:: ITEMS

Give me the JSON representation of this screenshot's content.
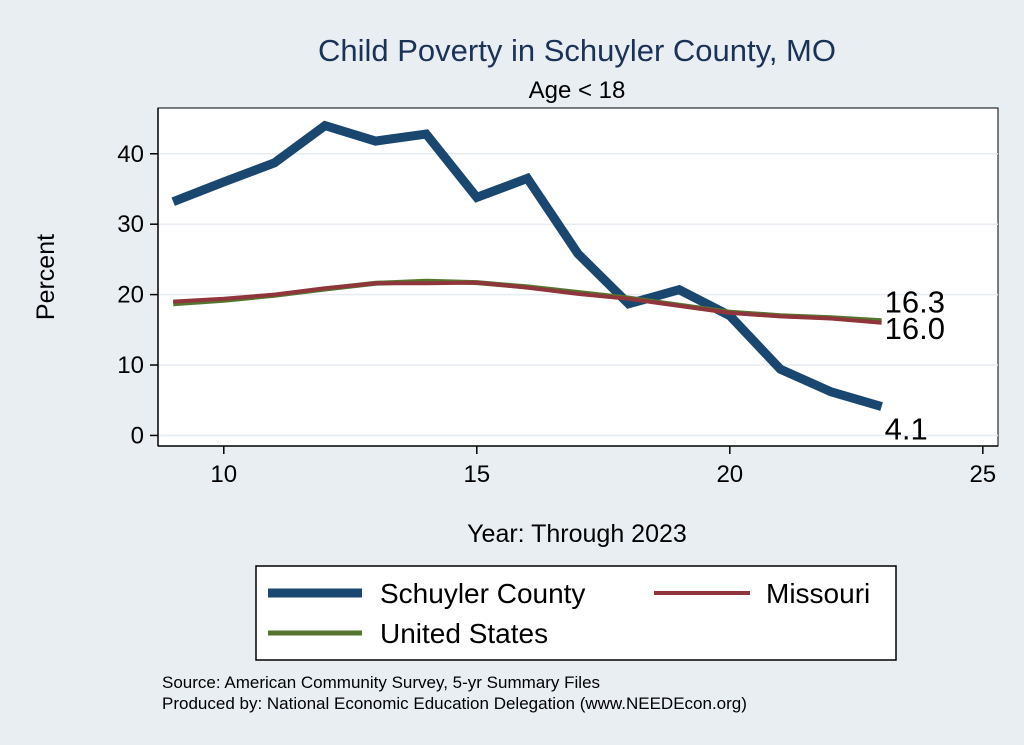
{
  "chart_data": {
    "type": "line",
    "title": "Child Poverty in Schuyler County, MO",
    "subtitle": "Age < 18",
    "xlabel": "Year: Through 2023",
    "ylabel": "Percent",
    "xlim": [
      8.7,
      25.3
    ],
    "ylim": [
      -1.5,
      46.5
    ],
    "xticks": [
      10,
      15,
      20,
      25
    ],
    "yticks": [
      0,
      10,
      20,
      30,
      40
    ],
    "grid": true,
    "legend_position": "bottom",
    "x": [
      9,
      10,
      11,
      12,
      13,
      14,
      15,
      16,
      17,
      18,
      19,
      20,
      21,
      22,
      23
    ],
    "series": [
      {
        "name": "Schuyler County",
        "color": "#1a476f",
        "width": "thick",
        "values": [
          33.2,
          36.0,
          38.7,
          44.0,
          41.8,
          42.8,
          33.8,
          36.5,
          25.8,
          18.7,
          20.7,
          17.0,
          9.4,
          6.2,
          4.1
        ],
        "end_label": "4.1"
      },
      {
        "name": "Missouri",
        "color": "#90353b",
        "width": "thin",
        "values": [
          19.0,
          19.4,
          20.0,
          20.9,
          21.6,
          21.6,
          21.7,
          21.0,
          20.1,
          19.4,
          18.4,
          17.4,
          16.9,
          16.6,
          16.0
        ],
        "end_label": "16.0"
      },
      {
        "name": "United States",
        "color": "#55752f",
        "width": "medium",
        "values": [
          18.7,
          19.2,
          19.9,
          20.8,
          21.6,
          21.9,
          21.7,
          21.1,
          20.3,
          19.5,
          18.5,
          17.5,
          17.0,
          16.7,
          16.3
        ],
        "end_label": "16.3"
      }
    ]
  },
  "legend": {
    "items": [
      "Schuyler County",
      "Missouri",
      "United States"
    ]
  },
  "notes": {
    "source": "Source: American Community Survey, 5-yr Summary Files",
    "produced_by": "Produced by: National Economic Education Delegation (www.NEEDEcon.org)"
  }
}
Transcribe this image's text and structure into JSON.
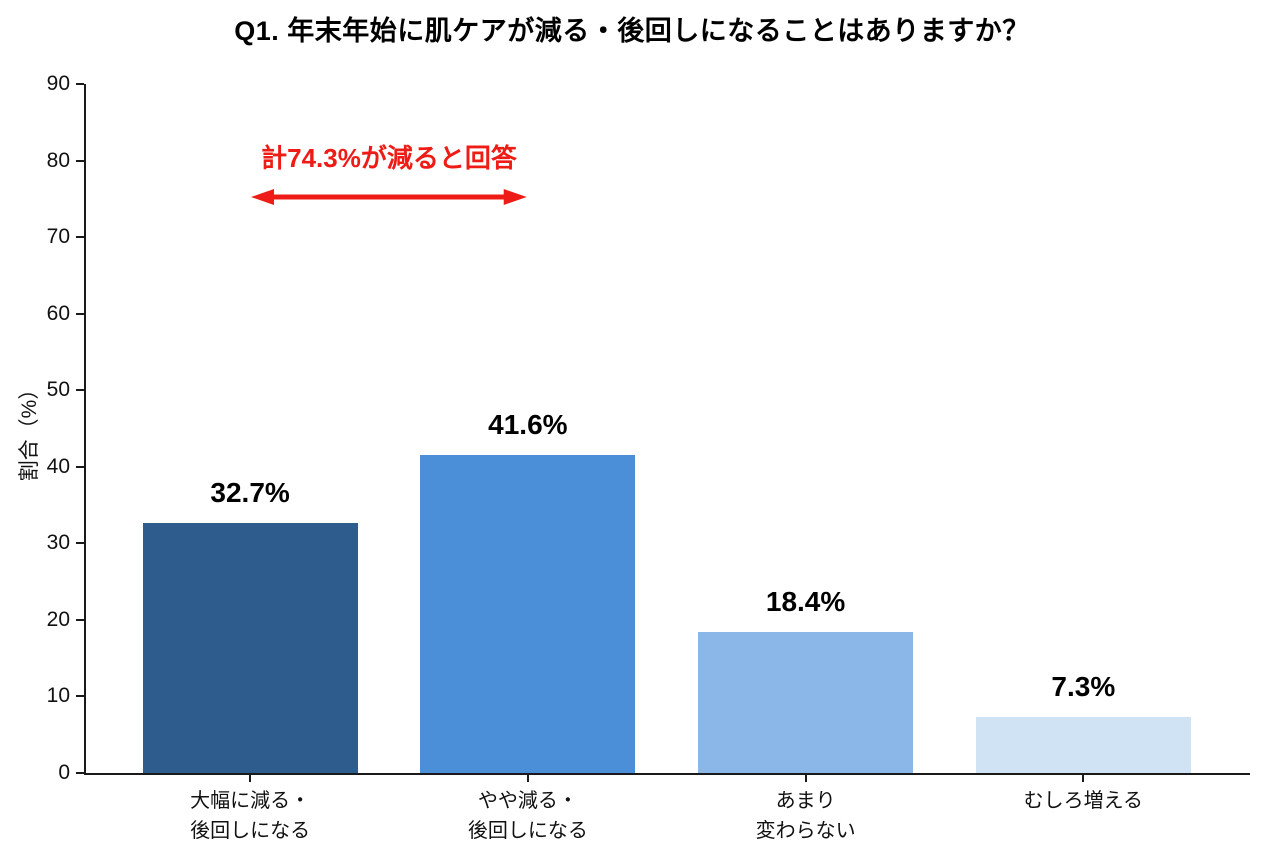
{
  "chart_data": {
    "type": "bar",
    "title": "Q1. 年末年始に肌ケアが減る・後回しになることはありますか？",
    "xlabel": "",
    "ylabel": "割合（%）",
    "ylim": [
      0,
      90
    ],
    "ytick_step": 10,
    "grid": false,
    "legend": "none",
    "categories": [
      "大幅に減る・\n後回しになる",
      "やや減る・\n後回しになる",
      "あまり\n変わらない",
      "むしろ増える"
    ],
    "values": [
      32.7,
      41.6,
      18.4,
      7.3
    ],
    "value_labels": [
      "32.7%",
      "41.6%",
      "18.4%",
      "7.3%"
    ],
    "bar_colors": [
      "#2e5c8c",
      "#4a8fd8",
      "#8bb7e8",
      "#d0e3f5"
    ],
    "axis_color": "#1a1a1a",
    "text_color": "#000000",
    "annotation": {
      "text": "計74.3%が減ると回答",
      "color": "#ed1c16",
      "arrow_from_category": 0,
      "arrow_to_category": 1,
      "arrow_y_value": 75.3,
      "text_y_value": 80.3
    }
  }
}
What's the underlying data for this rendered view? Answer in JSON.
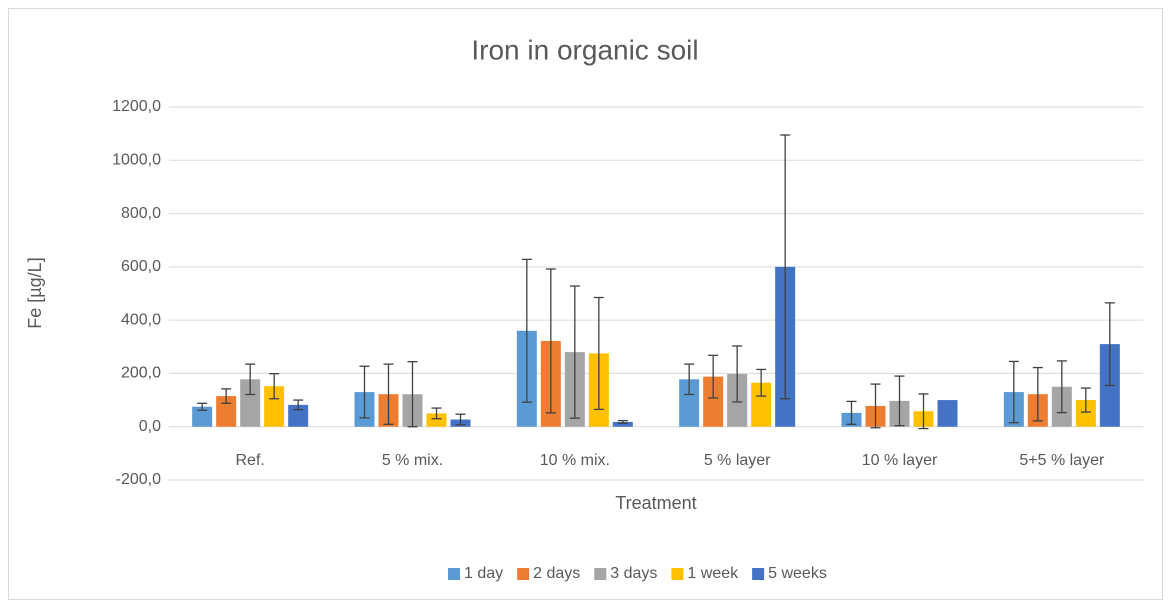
{
  "chart_data": {
    "type": "bar",
    "title": "Iron in organic soil",
    "x_label": "Treatment",
    "y_label": "Fe [µg/L]",
    "categories": [
      "Ref.",
      "5 % mix.",
      "10 % mix.",
      "5 % layer",
      "10 % layer",
      "5+5 % layer"
    ],
    "series": [
      {
        "name": "1 day",
        "color": "#5b9bd5",
        "values": [
          75,
          130,
          360,
          178,
          52,
          130
        ],
        "errors": [
          13,
          97,
          268,
          57,
          43,
          115
        ]
      },
      {
        "name": "2 days",
        "color": "#ed7d31",
        "values": [
          115,
          122,
          322,
          188,
          78,
          122
        ],
        "errors": [
          27,
          113,
          270,
          80,
          82,
          100
        ]
      },
      {
        "name": "3 days",
        "color": "#a5a5a5",
        "values": [
          178,
          122,
          280,
          198,
          97,
          150
        ],
        "errors": [
          57,
          122,
          248,
          105,
          93,
          97
        ]
      },
      {
        "name": "1 week",
        "color": "#ffc000",
        "values": [
          152,
          50,
          275,
          165,
          58,
          100
        ],
        "errors": [
          47,
          20,
          210,
          50,
          65,
          45
        ]
      },
      {
        "name": "5 weeks",
        "color": "#4472c4",
        "values": [
          82,
          27,
          18,
          600,
          100,
          310
        ],
        "errors": [
          18,
          20,
          5,
          495,
          0,
          155
        ]
      }
    ],
    "ylim": [
      -200,
      1200
    ],
    "yticks": [
      {
        "value": -200,
        "label": "-200,0"
      },
      {
        "value": 0,
        "label": "0,0"
      },
      {
        "value": 200,
        "label": "200,0"
      },
      {
        "value": 400,
        "label": "400,0"
      },
      {
        "value": 600,
        "label": "600,0"
      },
      {
        "value": 800,
        "label": "800,0"
      },
      {
        "value": 1000,
        "label": "1000,0"
      },
      {
        "value": 1200,
        "label": "1200,0"
      }
    ],
    "grid": true,
    "legend": "bottom"
  }
}
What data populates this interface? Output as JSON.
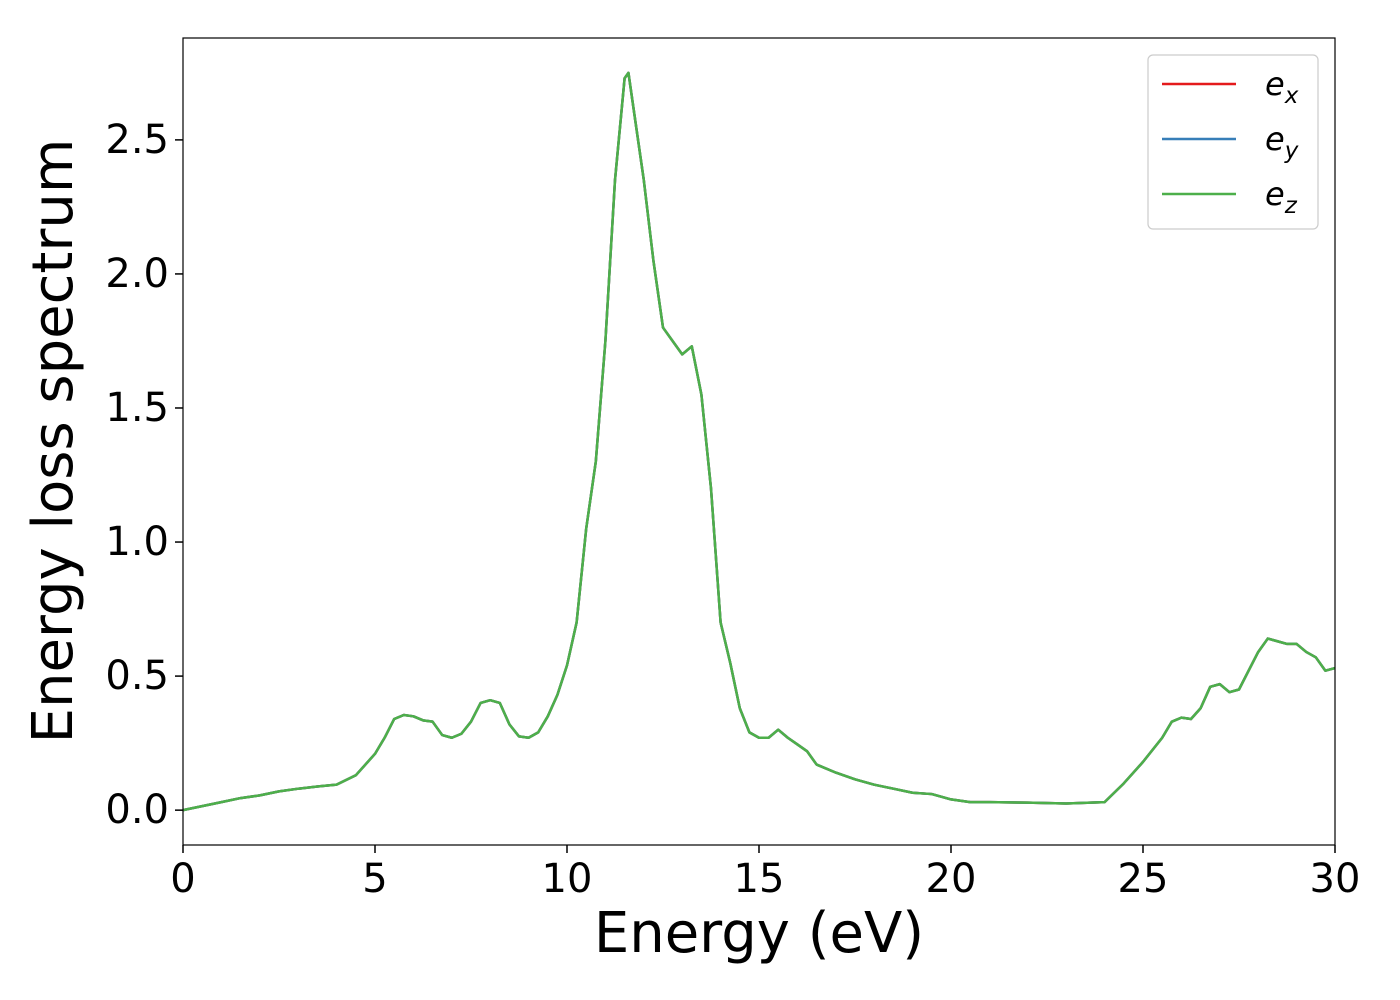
{
  "chart_data": {
    "type": "line",
    "xlabel": "Energy (eV)",
    "ylabel": "Energy loss spectrum",
    "x": [
      0,
      0.5,
      1,
      1.5,
      2,
      2.5,
      3,
      3.5,
      4,
      4.5,
      5,
      5.25,
      5.5,
      5.75,
      6,
      6.25,
      6.5,
      6.75,
      7,
      7.25,
      7.5,
      7.75,
      8,
      8.25,
      8.5,
      8.75,
      9,
      9.25,
      9.5,
      9.75,
      10,
      10.25,
      10.5,
      10.75,
      11,
      11.25,
      11.5,
      11.6,
      11.75,
      12,
      12.25,
      12.5,
      12.75,
      13,
      13.25,
      13.5,
      13.75,
      14,
      14.25,
      14.5,
      14.75,
      15,
      15.25,
      15.5,
      15.75,
      16,
      16.25,
      16.5,
      17,
      17.5,
      18,
      18.5,
      19,
      19.5,
      20,
      20.5,
      21,
      22,
      23,
      24,
      24.5,
      25,
      25.5,
      25.75,
      26,
      26.25,
      26.5,
      26.75,
      27,
      27.25,
      27.5,
      27.75,
      28,
      28.25,
      28.5,
      28.75,
      29,
      29.25,
      29.5,
      29.75,
      30
    ],
    "series": [
      {
        "name": "e_x",
        "color": "#e41a1c",
        "values": [
          0,
          0.015,
          0.03,
          0.045,
          0.055,
          0.07,
          0.08,
          0.088,
          0.095,
          0.13,
          0.21,
          0.27,
          0.34,
          0.355,
          0.35,
          0.335,
          0.33,
          0.28,
          0.27,
          0.285,
          0.33,
          0.4,
          0.41,
          0.4,
          0.32,
          0.275,
          0.27,
          0.29,
          0.35,
          0.43,
          0.54,
          0.7,
          1.05,
          1.3,
          1.75,
          2.35,
          2.73,
          2.75,
          2.6,
          2.35,
          2.05,
          1.8,
          1.75,
          1.7,
          1.73,
          1.55,
          1.2,
          0.7,
          0.55,
          0.38,
          0.29,
          0.27,
          0.27,
          0.3,
          0.27,
          0.245,
          0.22,
          0.17,
          0.14,
          0.115,
          0.095,
          0.08,
          0.065,
          0.06,
          0.04,
          0.03,
          0.03,
          0.028,
          0.025,
          0.03,
          0.1,
          0.18,
          0.27,
          0.33,
          0.345,
          0.34,
          0.38,
          0.46,
          0.47,
          0.44,
          0.45,
          0.52,
          0.59,
          0.64,
          0.63,
          0.62,
          0.62,
          0.59,
          0.57,
          0.52,
          0.53
        ]
      },
      {
        "name": "e_y",
        "color": "#377eb8",
        "values": [
          0,
          0.015,
          0.03,
          0.045,
          0.055,
          0.07,
          0.08,
          0.088,
          0.095,
          0.13,
          0.21,
          0.27,
          0.34,
          0.355,
          0.35,
          0.335,
          0.33,
          0.28,
          0.27,
          0.285,
          0.33,
          0.4,
          0.41,
          0.4,
          0.32,
          0.275,
          0.27,
          0.29,
          0.35,
          0.43,
          0.54,
          0.7,
          1.05,
          1.3,
          1.75,
          2.35,
          2.73,
          2.75,
          2.6,
          2.35,
          2.05,
          1.8,
          1.75,
          1.7,
          1.73,
          1.55,
          1.2,
          0.7,
          0.55,
          0.38,
          0.29,
          0.27,
          0.27,
          0.3,
          0.27,
          0.245,
          0.22,
          0.17,
          0.14,
          0.115,
          0.095,
          0.08,
          0.065,
          0.06,
          0.04,
          0.03,
          0.03,
          0.028,
          0.025,
          0.03,
          0.1,
          0.18,
          0.27,
          0.33,
          0.345,
          0.34,
          0.38,
          0.46,
          0.47,
          0.44,
          0.45,
          0.52,
          0.59,
          0.64,
          0.63,
          0.62,
          0.62,
          0.59,
          0.57,
          0.52,
          0.53
        ]
      },
      {
        "name": "e_z",
        "color": "#4daf4a",
        "values": [
          0,
          0.015,
          0.03,
          0.045,
          0.055,
          0.07,
          0.08,
          0.088,
          0.095,
          0.13,
          0.21,
          0.27,
          0.34,
          0.355,
          0.35,
          0.335,
          0.33,
          0.28,
          0.27,
          0.285,
          0.33,
          0.4,
          0.41,
          0.4,
          0.32,
          0.275,
          0.27,
          0.29,
          0.35,
          0.43,
          0.54,
          0.7,
          1.05,
          1.3,
          1.75,
          2.35,
          2.73,
          2.75,
          2.6,
          2.35,
          2.05,
          1.8,
          1.75,
          1.7,
          1.73,
          1.55,
          1.2,
          0.7,
          0.55,
          0.38,
          0.29,
          0.27,
          0.27,
          0.3,
          0.27,
          0.245,
          0.22,
          0.17,
          0.14,
          0.115,
          0.095,
          0.08,
          0.065,
          0.06,
          0.04,
          0.03,
          0.03,
          0.028,
          0.025,
          0.03,
          0.1,
          0.18,
          0.27,
          0.33,
          0.345,
          0.34,
          0.38,
          0.46,
          0.47,
          0.44,
          0.45,
          0.52,
          0.59,
          0.64,
          0.63,
          0.62,
          0.62,
          0.59,
          0.57,
          0.52,
          0.53
        ]
      }
    ],
    "xlim": [
      0,
      30
    ],
    "xticks": [
      0,
      5,
      10,
      15,
      20,
      25,
      30
    ],
    "ylim": [
      -0.13,
      2.88
    ],
    "yticks": [
      {
        "value": 0,
        "label": "0.0"
      },
      0.5,
      {
        "value": 1,
        "label": "1.0"
      },
      1.5,
      {
        "value": 2,
        "label": "2.0"
      },
      2.5
    ],
    "legend": "upper right",
    "grid": false
  }
}
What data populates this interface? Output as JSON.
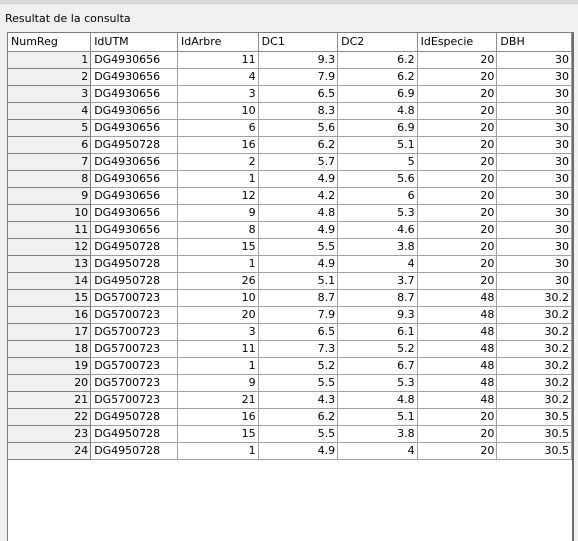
{
  "panel": {
    "caption": "Resultat de la consulta"
  },
  "grid": {
    "columns": [
      "NumReg",
      "IdUTM",
      "IdArbre",
      "DC1",
      "DC2",
      "IdEspecie",
      "DBH"
    ],
    "rows": [
      [
        "1",
        "DG4930656",
        "11",
        "9.3",
        "6.2",
        "20",
        "30"
      ],
      [
        "2",
        "DG4930656",
        "4",
        "7.9",
        "6.2",
        "20",
        "30"
      ],
      [
        "3",
        "DG4930656",
        "3",
        "6.5",
        "6.9",
        "20",
        "30"
      ],
      [
        "4",
        "DG4930656",
        "10",
        "8.3",
        "4.8",
        "20",
        "30"
      ],
      [
        "5",
        "DG4930656",
        "6",
        "5.6",
        "6.9",
        "20",
        "30"
      ],
      [
        "6",
        "DG4950728",
        "16",
        "6.2",
        "5.1",
        "20",
        "30"
      ],
      [
        "7",
        "DG4930656",
        "2",
        "5.7",
        "5",
        "20",
        "30"
      ],
      [
        "8",
        "DG4930656",
        "1",
        "4.9",
        "5.6",
        "20",
        "30"
      ],
      [
        "9",
        "DG4930656",
        "12",
        "4.2",
        "6",
        "20",
        "30"
      ],
      [
        "10",
        "DG4930656",
        "9",
        "4.8",
        "5.3",
        "20",
        "30"
      ],
      [
        "11",
        "DG4930656",
        "8",
        "4.9",
        "4.6",
        "20",
        "30"
      ],
      [
        "12",
        "DG4950728",
        "15",
        "5.5",
        "3.8",
        "20",
        "30"
      ],
      [
        "13",
        "DG4950728",
        "1",
        "4.9",
        "4",
        "20",
        "30"
      ],
      [
        "14",
        "DG4950728",
        "26",
        "5.1",
        "3.7",
        "20",
        "30"
      ],
      [
        "15",
        "DG5700723",
        "10",
        "8.7",
        "8.7",
        "48",
        "30.2"
      ],
      [
        "16",
        "DG5700723",
        "20",
        "7.9",
        "9.3",
        "48",
        "30.2"
      ],
      [
        "17",
        "DG5700723",
        "3",
        "6.5",
        "6.1",
        "48",
        "30.2"
      ],
      [
        "18",
        "DG5700723",
        "11",
        "7.3",
        "5.2",
        "48",
        "30.2"
      ],
      [
        "19",
        "DG5700723",
        "1",
        "5.2",
        "6.7",
        "48",
        "30.2"
      ],
      [
        "20",
        "DG5700723",
        "9",
        "5.5",
        "5.3",
        "48",
        "30.2"
      ],
      [
        "21",
        "DG5700723",
        "21",
        "4.3",
        "4.8",
        "48",
        "30.2"
      ],
      [
        "22",
        "DG4950728",
        "16",
        "6.2",
        "5.1",
        "20",
        "30.5"
      ],
      [
        "23",
        "DG4950728",
        "15",
        "5.5",
        "3.8",
        "20",
        "30.5"
      ],
      [
        "24",
        "DG4950728",
        "1",
        "4.9",
        "4",
        "20",
        "30.5"
      ]
    ]
  }
}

::::

YOUR OBJECTIVE:
Report the number of lines above that contain the word "Schuyler", and only that number.

ANSWER TO THE PROBLEM:
3